• [REQUIREMENTS] Repeat the material in full. Keep every line exactly as it is.

===== RECORDS PROVIDED =====

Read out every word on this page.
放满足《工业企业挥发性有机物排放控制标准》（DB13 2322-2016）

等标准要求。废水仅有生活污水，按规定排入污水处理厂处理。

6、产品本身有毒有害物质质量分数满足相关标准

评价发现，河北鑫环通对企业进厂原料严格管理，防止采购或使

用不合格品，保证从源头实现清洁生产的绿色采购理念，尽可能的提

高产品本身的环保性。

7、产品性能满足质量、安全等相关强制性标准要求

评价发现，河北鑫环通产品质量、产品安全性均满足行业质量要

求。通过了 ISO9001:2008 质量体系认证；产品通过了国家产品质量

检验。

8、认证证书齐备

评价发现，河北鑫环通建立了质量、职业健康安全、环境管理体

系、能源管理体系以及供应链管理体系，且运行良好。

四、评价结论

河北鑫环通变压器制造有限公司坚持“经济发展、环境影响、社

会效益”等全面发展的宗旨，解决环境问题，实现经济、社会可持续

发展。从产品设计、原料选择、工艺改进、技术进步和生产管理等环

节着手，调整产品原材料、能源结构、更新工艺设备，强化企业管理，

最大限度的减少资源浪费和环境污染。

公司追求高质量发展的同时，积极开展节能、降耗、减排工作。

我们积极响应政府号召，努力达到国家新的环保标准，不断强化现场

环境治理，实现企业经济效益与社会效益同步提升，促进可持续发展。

=====

• [RESULT FOR THIS EXERCISE]
Read out every word on this page.
放满足《工业企业挥发性有机物排放控制标准》（DB13 2322-2016）

等标准要求。废水仅有生活污水，按规定排入污水处理厂处理。

6、产品本身有毒有害物质质量分数满足相关标准

评价发现，河北鑫环通对企业进厂原料严格管理，防止采购或使

用不合格品，保证从源头实现清洁生产的绿色采购理念，尽可能的提

高产品本身的环保性。

7、产品性能满足质量、安全等相关强制性标准要求

评价发现，河北鑫环通产品质量、产品安全性均满足行业质量要

求。通过了 ISO9001:2008 质量体系认证；产品通过了国家产品质量

检验。

8、认证证书齐备

评价发现，河北鑫环通建立了质量、职业健康安全、环境管理体

系、能源管理体系以及供应链管理体系，且运行良好。

四、评价结论

河北鑫环通变压器制造有限公司坚持“经济发展、环境影响、社

会效益”等全面发展的宗旨，解决环境问题，实现经济、社会可持续

发展。从产品设计、原料选择、工艺改进、技术进步和生产管理等环

节着手，调整产品原材料、能源结构、更新工艺设备，强化企业管理，

最大限度的减少资源浪费和环境污染。

公司追求高质量发展的同时，积极开展节能、降耗、减排工作。

我们积极响应政府号召，努力达到国家新的环保标准，不断强化现场

环境治理，实现企业经济效益与社会效益同步提升，促进可持续发展。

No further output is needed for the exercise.